(Layout element annotations)
====
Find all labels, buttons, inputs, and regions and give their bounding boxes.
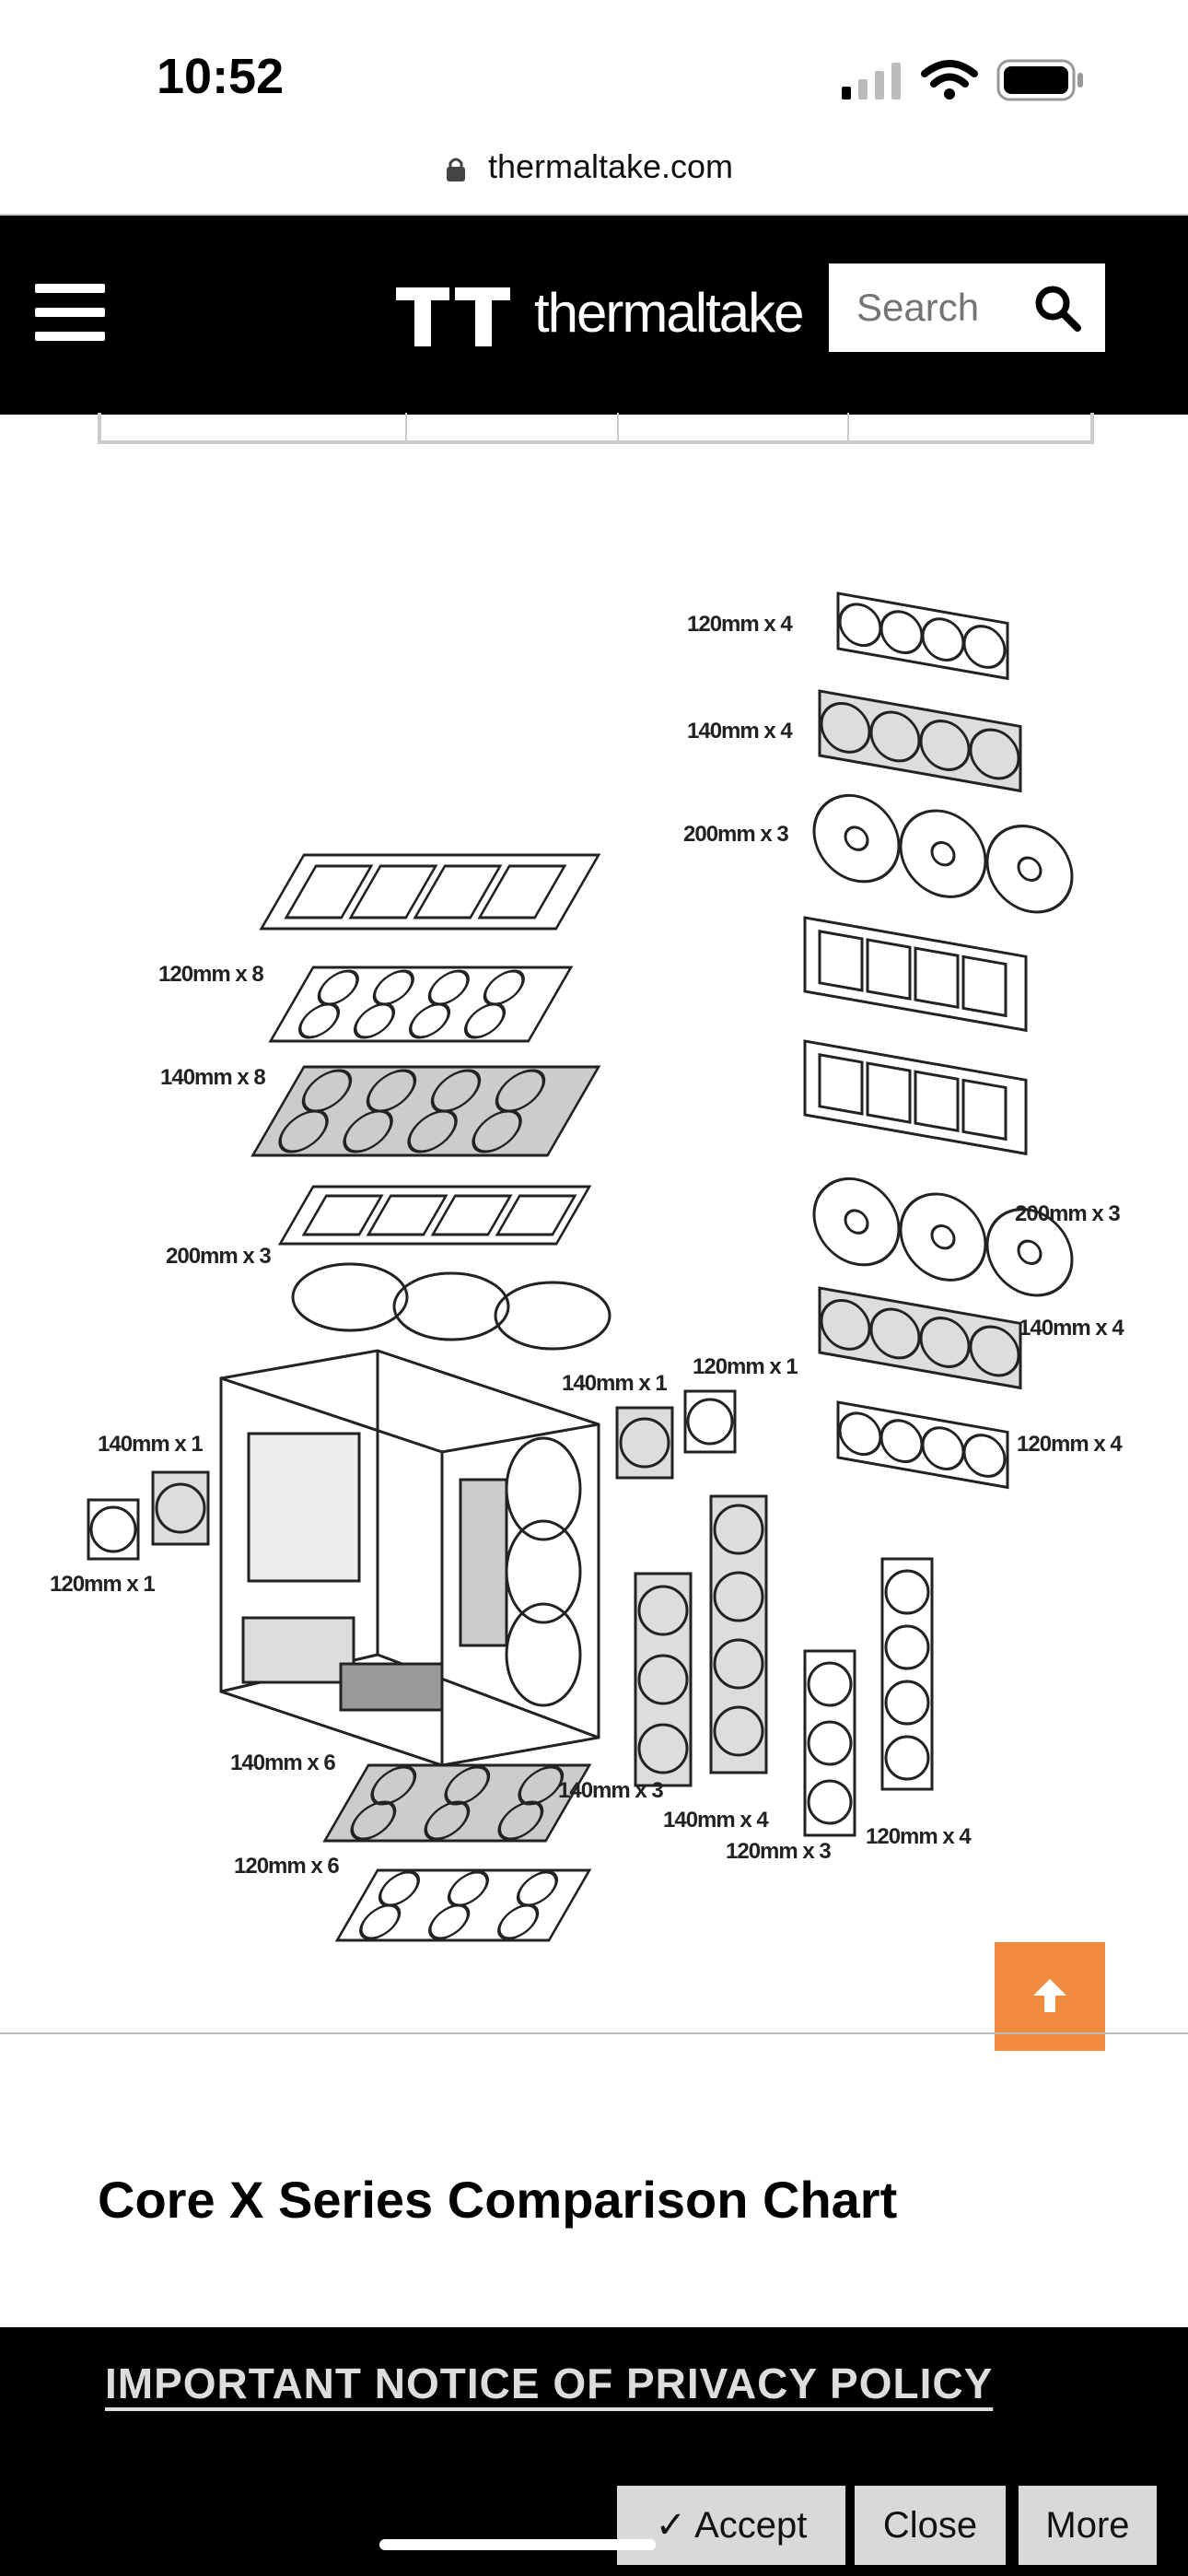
exploded-case-diagram: 120mm x 4 140mm x 4 200mm x 3 120mm x 8 … <box>0 413 1188 2034</box>
lock-icon <box>447 158 465 181</box>
label-mid-120x1: 120mm x 1 <box>693 1354 798 1379</box>
label-right-200x3-top: 200mm x 3 <box>683 822 789 847</box>
label-left-120x8: 120mm x 8 <box>158 962 264 987</box>
label-mid-140x1: 140mm x 1 <box>562 1371 668 1396</box>
brand-name[interactable]: thermaltake <box>534 282 804 344</box>
wifi-icon <box>921 60 978 100</box>
url-text[interactable]: thermaltake.com <box>0 147 1188 186</box>
scroll-to-top-button[interactable] <box>995 1942 1105 2051</box>
accept-label: Accept <box>694 2505 808 2546</box>
table-remnant <box>98 413 1094 444</box>
label-bottom-140x3: 140mm x 3 <box>558 1778 664 1803</box>
diagram-drawing <box>87 591 1074 1942</box>
status-time: 10:52 <box>157 49 285 104</box>
label-right-120x4-top: 120mm x 4 <box>687 612 793 637</box>
home-indicator <box>379 2539 656 2550</box>
section-divider <box>0 2032 1188 2034</box>
signal-icon <box>842 63 901 100</box>
status-bar <box>0 0 1188 138</box>
arrow-up-icon <box>1033 1978 1066 2012</box>
thermaltake-logo-icon[interactable] <box>396 287 516 346</box>
url-label: thermaltake.com <box>487 147 734 185</box>
battery-icon <box>996 59 1083 101</box>
label-left-120x1: 120mm x 1 <box>50 1572 156 1597</box>
label-bottom-120x4: 120mm x 4 <box>866 1824 972 1849</box>
label-left-200x3: 200mm x 3 <box>166 1244 272 1269</box>
more-button[interactable]: More <box>1019 2486 1157 2565</box>
section-title: Core X Series Comparison Chart <box>98 2171 898 2229</box>
label-left-140x1: 140mm x 1 <box>98 1432 204 1457</box>
label-right-120x4-bottom: 120mm x 4 <box>1017 1432 1123 1457</box>
search-input[interactable] <box>855 276 996 339</box>
label-left-140x8: 140mm x 8 <box>160 1065 266 1090</box>
label-bottom-120x6: 120mm x 6 <box>234 1854 340 1879</box>
label-right-200x3-bottom: 200mm x 3 <box>1015 1201 1121 1226</box>
label-bottom-120x3: 120mm x 3 <box>726 1839 832 1864</box>
label-bottom-140x6: 140mm x 6 <box>230 1751 336 1775</box>
label-right-140x4-bottom: 140mm x 4 <box>1019 1316 1124 1341</box>
label-bottom-140x4: 140mm x 4 <box>663 1808 769 1832</box>
hamburger-menu-icon[interactable] <box>35 284 105 345</box>
label-right-140x4-top: 140mm x 4 <box>687 719 793 744</box>
search-icon[interactable] <box>1033 284 1081 332</box>
privacy-notice-link[interactable]: IMPORTANT NOTICE OF PRIVACY POLICY <box>105 2359 994 2407</box>
accept-button[interactable]: ✓ Accept <box>617 2486 845 2565</box>
close-button[interactable]: Close <box>855 2486 1006 2565</box>
check-icon: ✓ <box>655 2505 687 2546</box>
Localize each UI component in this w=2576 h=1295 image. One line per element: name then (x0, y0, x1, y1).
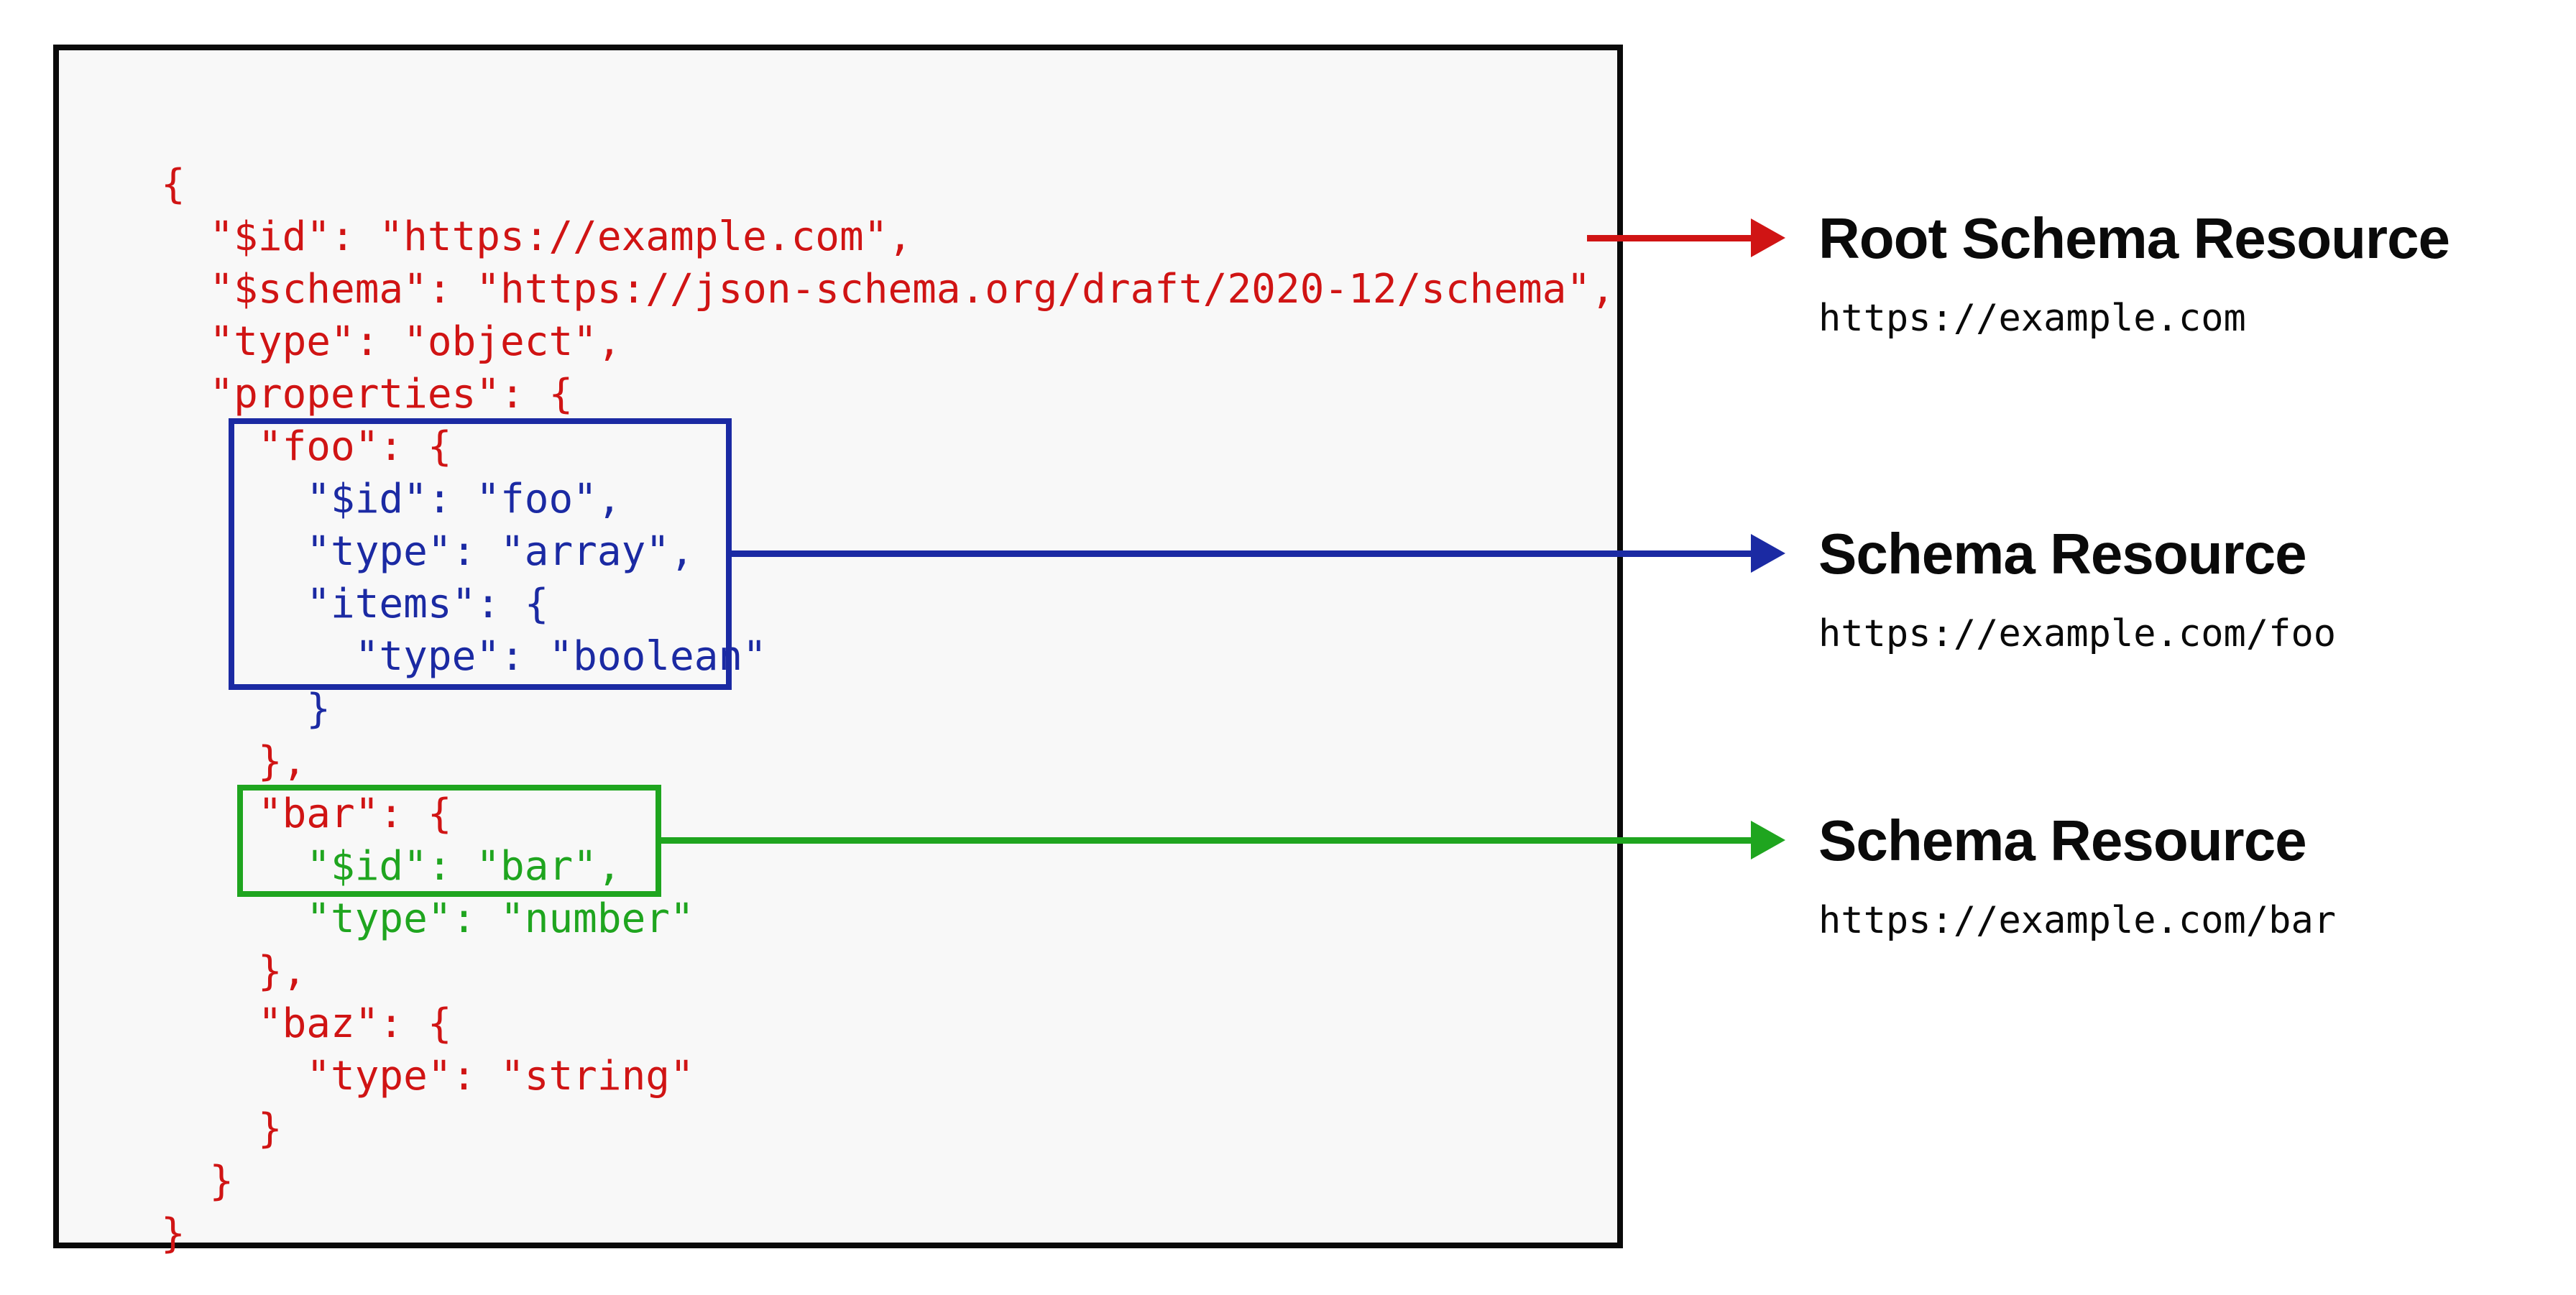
====
Problem: Please duplicate the lines of the data above, from the line with "exploded-case-diagram: 120mm x" to the line with "label-bottom-140x3: 140mm x", both included, without any change.

Reply:
exploded-case-diagram: 120mm x 4 140mm x 4 200mm x 3 120mm x 8 … <box>0 413 1188 2034</box>
lock-icon <box>447 158 465 181</box>
label-mid-120x1: 120mm x 1 <box>693 1354 798 1379</box>
label-right-200x3-top: 200mm x 3 <box>683 822 789 847</box>
label-left-120x8: 120mm x 8 <box>158 962 264 987</box>
label-mid-140x1: 140mm x 1 <box>562 1371 668 1396</box>
brand-name[interactable]: thermaltake <box>534 282 804 344</box>
wifi-icon <box>921 60 978 100</box>
url-text[interactable]: thermaltake.com <box>0 147 1188 186</box>
scroll-to-top-button[interactable] <box>995 1942 1105 2051</box>
accept-label: Accept <box>694 2505 808 2546</box>
table-remnant <box>98 413 1094 444</box>
label-bottom-140x3: 140mm x 3 <box>558 1778 664 1803</box>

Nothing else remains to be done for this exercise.